§ **Entries**:

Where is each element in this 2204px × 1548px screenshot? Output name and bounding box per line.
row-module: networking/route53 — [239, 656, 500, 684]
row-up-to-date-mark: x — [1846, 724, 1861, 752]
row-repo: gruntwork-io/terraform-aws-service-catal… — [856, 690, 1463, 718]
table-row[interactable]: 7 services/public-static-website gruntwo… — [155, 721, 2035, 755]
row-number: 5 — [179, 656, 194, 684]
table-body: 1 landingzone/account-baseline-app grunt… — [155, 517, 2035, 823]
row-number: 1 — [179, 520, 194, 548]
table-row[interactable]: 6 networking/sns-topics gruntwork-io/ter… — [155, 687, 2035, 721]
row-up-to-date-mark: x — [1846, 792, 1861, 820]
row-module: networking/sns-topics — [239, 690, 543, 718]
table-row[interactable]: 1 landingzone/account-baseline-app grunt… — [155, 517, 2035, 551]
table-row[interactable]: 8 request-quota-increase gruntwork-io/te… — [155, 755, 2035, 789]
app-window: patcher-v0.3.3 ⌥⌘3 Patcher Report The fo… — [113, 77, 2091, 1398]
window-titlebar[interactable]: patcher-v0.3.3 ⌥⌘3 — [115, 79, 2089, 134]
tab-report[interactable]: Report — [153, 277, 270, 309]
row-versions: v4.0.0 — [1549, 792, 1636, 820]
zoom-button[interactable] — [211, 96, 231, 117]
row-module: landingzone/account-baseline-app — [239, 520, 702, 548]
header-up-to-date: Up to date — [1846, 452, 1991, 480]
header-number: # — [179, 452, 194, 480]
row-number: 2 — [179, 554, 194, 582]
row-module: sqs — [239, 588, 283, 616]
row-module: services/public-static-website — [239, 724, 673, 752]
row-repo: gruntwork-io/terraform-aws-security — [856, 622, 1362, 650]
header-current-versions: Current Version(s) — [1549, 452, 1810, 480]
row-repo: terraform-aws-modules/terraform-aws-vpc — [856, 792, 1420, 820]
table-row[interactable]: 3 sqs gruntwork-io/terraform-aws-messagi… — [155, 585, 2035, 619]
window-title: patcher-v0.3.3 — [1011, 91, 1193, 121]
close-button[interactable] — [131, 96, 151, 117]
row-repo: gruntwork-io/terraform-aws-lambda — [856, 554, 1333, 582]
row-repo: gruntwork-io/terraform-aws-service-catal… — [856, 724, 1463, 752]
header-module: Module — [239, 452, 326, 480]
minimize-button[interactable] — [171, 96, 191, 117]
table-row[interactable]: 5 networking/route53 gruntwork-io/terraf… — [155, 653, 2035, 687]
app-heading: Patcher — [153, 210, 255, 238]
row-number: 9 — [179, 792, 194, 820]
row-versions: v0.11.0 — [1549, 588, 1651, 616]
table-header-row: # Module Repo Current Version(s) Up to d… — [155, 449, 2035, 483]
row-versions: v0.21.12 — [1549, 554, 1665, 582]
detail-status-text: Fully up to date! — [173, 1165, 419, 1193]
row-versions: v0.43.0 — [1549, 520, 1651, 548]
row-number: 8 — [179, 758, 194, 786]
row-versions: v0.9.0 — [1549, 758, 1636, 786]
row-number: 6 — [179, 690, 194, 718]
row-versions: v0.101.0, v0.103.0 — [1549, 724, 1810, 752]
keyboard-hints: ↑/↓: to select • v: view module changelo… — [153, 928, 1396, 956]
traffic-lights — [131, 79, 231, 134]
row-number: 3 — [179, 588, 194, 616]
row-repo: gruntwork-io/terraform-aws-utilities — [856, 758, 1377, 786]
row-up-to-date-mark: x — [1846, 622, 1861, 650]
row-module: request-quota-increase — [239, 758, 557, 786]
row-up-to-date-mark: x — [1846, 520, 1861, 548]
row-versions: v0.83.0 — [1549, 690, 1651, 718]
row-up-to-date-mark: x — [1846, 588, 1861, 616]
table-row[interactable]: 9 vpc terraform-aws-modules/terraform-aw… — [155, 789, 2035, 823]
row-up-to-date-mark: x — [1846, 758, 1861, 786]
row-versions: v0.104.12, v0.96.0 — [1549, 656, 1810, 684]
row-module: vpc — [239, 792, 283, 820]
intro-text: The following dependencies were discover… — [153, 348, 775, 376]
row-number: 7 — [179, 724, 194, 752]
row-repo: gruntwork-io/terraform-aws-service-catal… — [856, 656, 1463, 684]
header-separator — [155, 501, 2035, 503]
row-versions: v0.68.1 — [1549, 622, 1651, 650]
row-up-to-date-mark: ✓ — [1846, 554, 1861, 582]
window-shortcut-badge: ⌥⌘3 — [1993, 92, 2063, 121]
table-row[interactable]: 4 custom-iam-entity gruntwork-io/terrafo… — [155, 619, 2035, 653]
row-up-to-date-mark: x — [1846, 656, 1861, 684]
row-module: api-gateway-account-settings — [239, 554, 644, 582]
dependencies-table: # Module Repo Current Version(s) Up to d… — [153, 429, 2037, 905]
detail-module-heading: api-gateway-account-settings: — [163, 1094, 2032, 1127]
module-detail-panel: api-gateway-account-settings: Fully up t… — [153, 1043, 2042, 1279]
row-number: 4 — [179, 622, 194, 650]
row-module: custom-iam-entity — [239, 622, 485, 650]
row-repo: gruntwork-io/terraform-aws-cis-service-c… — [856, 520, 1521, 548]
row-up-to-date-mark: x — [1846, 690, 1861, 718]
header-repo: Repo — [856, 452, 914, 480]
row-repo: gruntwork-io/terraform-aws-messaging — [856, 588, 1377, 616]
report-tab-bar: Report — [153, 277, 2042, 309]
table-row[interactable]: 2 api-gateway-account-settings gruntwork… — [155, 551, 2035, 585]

§ **Objective**:
Transcribe every line of the records above verbatim, keeping each name and its coordinates unchanged.

§ **Worked solution**:
Where is each element in this 2204px × 1548px screenshot? Output name and bounding box per line.
row-module: networking/route53 — [239, 656, 500, 684]
row-up-to-date-mark: x — [1846, 724, 1861, 752]
row-repo: gruntwork-io/terraform-aws-service-catal… — [856, 690, 1463, 718]
table-row[interactable]: 7 services/public-static-website gruntwo… — [155, 721, 2035, 755]
row-number: 5 — [179, 656, 194, 684]
table-body: 1 landingzone/account-baseline-app grunt… — [155, 517, 2035, 823]
row-number: 1 — [179, 520, 194, 548]
table-row[interactable]: 6 networking/sns-topics gruntwork-io/ter… — [155, 687, 2035, 721]
row-up-to-date-mark: x — [1846, 792, 1861, 820]
row-module: networking/sns-topics — [239, 690, 543, 718]
table-row[interactable]: 1 landingzone/account-baseline-app grunt… — [155, 517, 2035, 551]
table-row[interactable]: 8 request-quota-increase gruntwork-io/te… — [155, 755, 2035, 789]
app-window: patcher-v0.3.3 ⌥⌘3 Patcher Report The fo… — [113, 77, 2091, 1398]
window-titlebar[interactable]: patcher-v0.3.3 ⌥⌘3 — [115, 79, 2089, 134]
tab-report[interactable]: Report — [153, 277, 270, 309]
row-versions: v4.0.0 — [1549, 792, 1636, 820]
zoom-button[interactable] — [211, 96, 231, 117]
row-module: landingzone/account-baseline-app — [239, 520, 702, 548]
header-up-to-date: Up to date — [1846, 452, 1991, 480]
header-number: # — [179, 452, 194, 480]
row-number: 2 — [179, 554, 194, 582]
row-module: sqs — [239, 588, 283, 616]
row-module: services/public-static-website — [239, 724, 673, 752]
row-repo: gruntwork-io/terraform-aws-security — [856, 622, 1362, 650]
header-current-versions: Current Version(s) — [1549, 452, 1810, 480]
row-repo: terraform-aws-modules/terraform-aws-vpc — [856, 792, 1420, 820]
table-row[interactable]: 3 sqs gruntwork-io/terraform-aws-messagi… — [155, 585, 2035, 619]
window-title: patcher-v0.3.3 — [1011, 91, 1193, 121]
close-button[interactable] — [131, 96, 151, 117]
row-repo: gruntwork-io/terraform-aws-lambda — [856, 554, 1333, 582]
row-repo: gruntwork-io/terraform-aws-service-catal… — [856, 724, 1463, 752]
header-module: Module — [239, 452, 326, 480]
minimize-button[interactable] — [171, 96, 191, 117]
table-row[interactable]: 5 networking/route53 gruntwork-io/terraf… — [155, 653, 2035, 687]
app-heading: Patcher — [153, 210, 255, 238]
row-number: 9 — [179, 792, 194, 820]
row-versions: v0.11.0 — [1549, 588, 1651, 616]
table-header-row: # Module Repo Current Version(s) Up to d… — [155, 449, 2035, 483]
row-versions: v0.21.12 — [1549, 554, 1665, 582]
detail-status-text: Fully up to date! — [173, 1165, 419, 1193]
row-versions: v0.43.0 — [1549, 520, 1651, 548]
row-number: 8 — [179, 758, 194, 786]
row-versions: v0.9.0 — [1549, 758, 1636, 786]
row-number: 6 — [179, 690, 194, 718]
row-versions: v0.101.0, v0.103.0 — [1549, 724, 1810, 752]
keyboard-hints: ↑/↓: to select • v: view module changelo… — [153, 928, 1396, 956]
traffic-lights — [131, 79, 231, 134]
row-number: 3 — [179, 588, 194, 616]
row-repo: gruntwork-io/terraform-aws-utilities — [856, 758, 1377, 786]
row-up-to-date-mark: x — [1846, 622, 1861, 650]
row-module: request-quota-increase — [239, 758, 557, 786]
row-up-to-date-mark: x — [1846, 520, 1861, 548]
row-versions: v0.83.0 — [1549, 690, 1651, 718]
row-up-to-date-mark: x — [1846, 588, 1861, 616]
table-row[interactable]: 9 vpc terraform-aws-modules/terraform-aw… — [155, 789, 2035, 823]
row-up-to-date-mark: x — [1846, 758, 1861, 786]
row-versions: v0.104.12, v0.96.0 — [1549, 656, 1810, 684]
row-module: vpc — [239, 792, 283, 820]
intro-text: The following dependencies were discover… — [153, 348, 775, 376]
row-number: 7 — [179, 724, 194, 752]
row-repo: gruntwork-io/terraform-aws-service-catal… — [856, 656, 1463, 684]
header-separator — [155, 501, 2035, 503]
row-versions: v0.68.1 — [1549, 622, 1651, 650]
row-up-to-date-mark: ✓ — [1846, 554, 1861, 582]
window-shortcut-badge: ⌥⌘3 — [1993, 92, 2063, 121]
table-row[interactable]: 4 custom-iam-entity gruntwork-io/terrafo… — [155, 619, 2035, 653]
row-up-to-date-mark: x — [1846, 656, 1861, 684]
row-module: api-gateway-account-settings — [239, 554, 644, 582]
dependencies-table: # Module Repo Current Version(s) Up to d… — [153, 429, 2037, 905]
detail-module-heading: api-gateway-account-settings: — [163, 1094, 2032, 1127]
module-detail-panel: api-gateway-account-settings: Fully up t… — [153, 1043, 2042, 1279]
row-number: 4 — [179, 622, 194, 650]
row-module: custom-iam-entity — [239, 622, 485, 650]
row-repo: gruntwork-io/terraform-aws-cis-service-c… — [856, 520, 1521, 548]
row-up-to-date-mark: x — [1846, 690, 1861, 718]
header-repo: Repo — [856, 452, 914, 480]
row-repo: gruntwork-io/terraform-aws-messaging — [856, 588, 1377, 616]
report-tab-bar: Report — [153, 277, 2042, 309]
table-row[interactable]: 2 api-gateway-account-settings gruntwork… — [155, 551, 2035, 585]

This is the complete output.